[start]

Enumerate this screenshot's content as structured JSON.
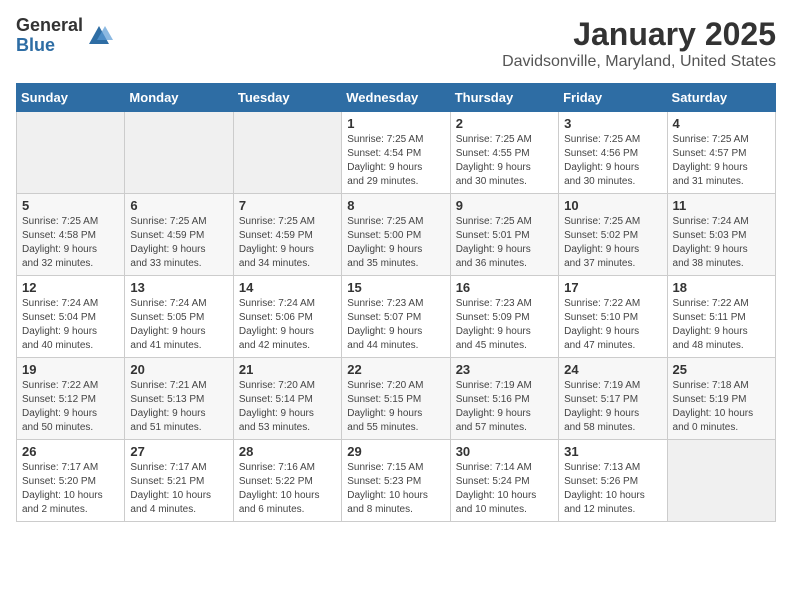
{
  "header": {
    "logo_general": "General",
    "logo_blue": "Blue",
    "month": "January 2025",
    "location": "Davidsonville, Maryland, United States"
  },
  "weekdays": [
    "Sunday",
    "Monday",
    "Tuesday",
    "Wednesday",
    "Thursday",
    "Friday",
    "Saturday"
  ],
  "weeks": [
    [
      {
        "day": "",
        "info": ""
      },
      {
        "day": "",
        "info": ""
      },
      {
        "day": "",
        "info": ""
      },
      {
        "day": "1",
        "info": "Sunrise: 7:25 AM\nSunset: 4:54 PM\nDaylight: 9 hours\nand 29 minutes."
      },
      {
        "day": "2",
        "info": "Sunrise: 7:25 AM\nSunset: 4:55 PM\nDaylight: 9 hours\nand 30 minutes."
      },
      {
        "day": "3",
        "info": "Sunrise: 7:25 AM\nSunset: 4:56 PM\nDaylight: 9 hours\nand 30 minutes."
      },
      {
        "day": "4",
        "info": "Sunrise: 7:25 AM\nSunset: 4:57 PM\nDaylight: 9 hours\nand 31 minutes."
      }
    ],
    [
      {
        "day": "5",
        "info": "Sunrise: 7:25 AM\nSunset: 4:58 PM\nDaylight: 9 hours\nand 32 minutes."
      },
      {
        "day": "6",
        "info": "Sunrise: 7:25 AM\nSunset: 4:59 PM\nDaylight: 9 hours\nand 33 minutes."
      },
      {
        "day": "7",
        "info": "Sunrise: 7:25 AM\nSunset: 4:59 PM\nDaylight: 9 hours\nand 34 minutes."
      },
      {
        "day": "8",
        "info": "Sunrise: 7:25 AM\nSunset: 5:00 PM\nDaylight: 9 hours\nand 35 minutes."
      },
      {
        "day": "9",
        "info": "Sunrise: 7:25 AM\nSunset: 5:01 PM\nDaylight: 9 hours\nand 36 minutes."
      },
      {
        "day": "10",
        "info": "Sunrise: 7:25 AM\nSunset: 5:02 PM\nDaylight: 9 hours\nand 37 minutes."
      },
      {
        "day": "11",
        "info": "Sunrise: 7:24 AM\nSunset: 5:03 PM\nDaylight: 9 hours\nand 38 minutes."
      }
    ],
    [
      {
        "day": "12",
        "info": "Sunrise: 7:24 AM\nSunset: 5:04 PM\nDaylight: 9 hours\nand 40 minutes."
      },
      {
        "day": "13",
        "info": "Sunrise: 7:24 AM\nSunset: 5:05 PM\nDaylight: 9 hours\nand 41 minutes."
      },
      {
        "day": "14",
        "info": "Sunrise: 7:24 AM\nSunset: 5:06 PM\nDaylight: 9 hours\nand 42 minutes."
      },
      {
        "day": "15",
        "info": "Sunrise: 7:23 AM\nSunset: 5:07 PM\nDaylight: 9 hours\nand 44 minutes."
      },
      {
        "day": "16",
        "info": "Sunrise: 7:23 AM\nSunset: 5:09 PM\nDaylight: 9 hours\nand 45 minutes."
      },
      {
        "day": "17",
        "info": "Sunrise: 7:22 AM\nSunset: 5:10 PM\nDaylight: 9 hours\nand 47 minutes."
      },
      {
        "day": "18",
        "info": "Sunrise: 7:22 AM\nSunset: 5:11 PM\nDaylight: 9 hours\nand 48 minutes."
      }
    ],
    [
      {
        "day": "19",
        "info": "Sunrise: 7:22 AM\nSunset: 5:12 PM\nDaylight: 9 hours\nand 50 minutes."
      },
      {
        "day": "20",
        "info": "Sunrise: 7:21 AM\nSunset: 5:13 PM\nDaylight: 9 hours\nand 51 minutes."
      },
      {
        "day": "21",
        "info": "Sunrise: 7:20 AM\nSunset: 5:14 PM\nDaylight: 9 hours\nand 53 minutes."
      },
      {
        "day": "22",
        "info": "Sunrise: 7:20 AM\nSunset: 5:15 PM\nDaylight: 9 hours\nand 55 minutes."
      },
      {
        "day": "23",
        "info": "Sunrise: 7:19 AM\nSunset: 5:16 PM\nDaylight: 9 hours\nand 57 minutes."
      },
      {
        "day": "24",
        "info": "Sunrise: 7:19 AM\nSunset: 5:17 PM\nDaylight: 9 hours\nand 58 minutes."
      },
      {
        "day": "25",
        "info": "Sunrise: 7:18 AM\nSunset: 5:19 PM\nDaylight: 10 hours\nand 0 minutes."
      }
    ],
    [
      {
        "day": "26",
        "info": "Sunrise: 7:17 AM\nSunset: 5:20 PM\nDaylight: 10 hours\nand 2 minutes."
      },
      {
        "day": "27",
        "info": "Sunrise: 7:17 AM\nSunset: 5:21 PM\nDaylight: 10 hours\nand 4 minutes."
      },
      {
        "day": "28",
        "info": "Sunrise: 7:16 AM\nSunset: 5:22 PM\nDaylight: 10 hours\nand 6 minutes."
      },
      {
        "day": "29",
        "info": "Sunrise: 7:15 AM\nSunset: 5:23 PM\nDaylight: 10 hours\nand 8 minutes."
      },
      {
        "day": "30",
        "info": "Sunrise: 7:14 AM\nSunset: 5:24 PM\nDaylight: 10 hours\nand 10 minutes."
      },
      {
        "day": "31",
        "info": "Sunrise: 7:13 AM\nSunset: 5:26 PM\nDaylight: 10 hours\nand 12 minutes."
      },
      {
        "day": "",
        "info": ""
      }
    ]
  ]
}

[end]

§ **Requirements**
Copy every entry exactly as written. Pictures are excluded.

§ **Solution for this problem**
Enumerate this screenshot's content as structured JSON.
{
  "header": {
    "logo_general": "General",
    "logo_blue": "Blue",
    "month": "January 2025",
    "location": "Davidsonville, Maryland, United States"
  },
  "weekdays": [
    "Sunday",
    "Monday",
    "Tuesday",
    "Wednesday",
    "Thursday",
    "Friday",
    "Saturday"
  ],
  "weeks": [
    [
      {
        "day": "",
        "info": ""
      },
      {
        "day": "",
        "info": ""
      },
      {
        "day": "",
        "info": ""
      },
      {
        "day": "1",
        "info": "Sunrise: 7:25 AM\nSunset: 4:54 PM\nDaylight: 9 hours\nand 29 minutes."
      },
      {
        "day": "2",
        "info": "Sunrise: 7:25 AM\nSunset: 4:55 PM\nDaylight: 9 hours\nand 30 minutes."
      },
      {
        "day": "3",
        "info": "Sunrise: 7:25 AM\nSunset: 4:56 PM\nDaylight: 9 hours\nand 30 minutes."
      },
      {
        "day": "4",
        "info": "Sunrise: 7:25 AM\nSunset: 4:57 PM\nDaylight: 9 hours\nand 31 minutes."
      }
    ],
    [
      {
        "day": "5",
        "info": "Sunrise: 7:25 AM\nSunset: 4:58 PM\nDaylight: 9 hours\nand 32 minutes."
      },
      {
        "day": "6",
        "info": "Sunrise: 7:25 AM\nSunset: 4:59 PM\nDaylight: 9 hours\nand 33 minutes."
      },
      {
        "day": "7",
        "info": "Sunrise: 7:25 AM\nSunset: 4:59 PM\nDaylight: 9 hours\nand 34 minutes."
      },
      {
        "day": "8",
        "info": "Sunrise: 7:25 AM\nSunset: 5:00 PM\nDaylight: 9 hours\nand 35 minutes."
      },
      {
        "day": "9",
        "info": "Sunrise: 7:25 AM\nSunset: 5:01 PM\nDaylight: 9 hours\nand 36 minutes."
      },
      {
        "day": "10",
        "info": "Sunrise: 7:25 AM\nSunset: 5:02 PM\nDaylight: 9 hours\nand 37 minutes."
      },
      {
        "day": "11",
        "info": "Sunrise: 7:24 AM\nSunset: 5:03 PM\nDaylight: 9 hours\nand 38 minutes."
      }
    ],
    [
      {
        "day": "12",
        "info": "Sunrise: 7:24 AM\nSunset: 5:04 PM\nDaylight: 9 hours\nand 40 minutes."
      },
      {
        "day": "13",
        "info": "Sunrise: 7:24 AM\nSunset: 5:05 PM\nDaylight: 9 hours\nand 41 minutes."
      },
      {
        "day": "14",
        "info": "Sunrise: 7:24 AM\nSunset: 5:06 PM\nDaylight: 9 hours\nand 42 minutes."
      },
      {
        "day": "15",
        "info": "Sunrise: 7:23 AM\nSunset: 5:07 PM\nDaylight: 9 hours\nand 44 minutes."
      },
      {
        "day": "16",
        "info": "Sunrise: 7:23 AM\nSunset: 5:09 PM\nDaylight: 9 hours\nand 45 minutes."
      },
      {
        "day": "17",
        "info": "Sunrise: 7:22 AM\nSunset: 5:10 PM\nDaylight: 9 hours\nand 47 minutes."
      },
      {
        "day": "18",
        "info": "Sunrise: 7:22 AM\nSunset: 5:11 PM\nDaylight: 9 hours\nand 48 minutes."
      }
    ],
    [
      {
        "day": "19",
        "info": "Sunrise: 7:22 AM\nSunset: 5:12 PM\nDaylight: 9 hours\nand 50 minutes."
      },
      {
        "day": "20",
        "info": "Sunrise: 7:21 AM\nSunset: 5:13 PM\nDaylight: 9 hours\nand 51 minutes."
      },
      {
        "day": "21",
        "info": "Sunrise: 7:20 AM\nSunset: 5:14 PM\nDaylight: 9 hours\nand 53 minutes."
      },
      {
        "day": "22",
        "info": "Sunrise: 7:20 AM\nSunset: 5:15 PM\nDaylight: 9 hours\nand 55 minutes."
      },
      {
        "day": "23",
        "info": "Sunrise: 7:19 AM\nSunset: 5:16 PM\nDaylight: 9 hours\nand 57 minutes."
      },
      {
        "day": "24",
        "info": "Sunrise: 7:19 AM\nSunset: 5:17 PM\nDaylight: 9 hours\nand 58 minutes."
      },
      {
        "day": "25",
        "info": "Sunrise: 7:18 AM\nSunset: 5:19 PM\nDaylight: 10 hours\nand 0 minutes."
      }
    ],
    [
      {
        "day": "26",
        "info": "Sunrise: 7:17 AM\nSunset: 5:20 PM\nDaylight: 10 hours\nand 2 minutes."
      },
      {
        "day": "27",
        "info": "Sunrise: 7:17 AM\nSunset: 5:21 PM\nDaylight: 10 hours\nand 4 minutes."
      },
      {
        "day": "28",
        "info": "Sunrise: 7:16 AM\nSunset: 5:22 PM\nDaylight: 10 hours\nand 6 minutes."
      },
      {
        "day": "29",
        "info": "Sunrise: 7:15 AM\nSunset: 5:23 PM\nDaylight: 10 hours\nand 8 minutes."
      },
      {
        "day": "30",
        "info": "Sunrise: 7:14 AM\nSunset: 5:24 PM\nDaylight: 10 hours\nand 10 minutes."
      },
      {
        "day": "31",
        "info": "Sunrise: 7:13 AM\nSunset: 5:26 PM\nDaylight: 10 hours\nand 12 minutes."
      },
      {
        "day": "",
        "info": ""
      }
    ]
  ]
}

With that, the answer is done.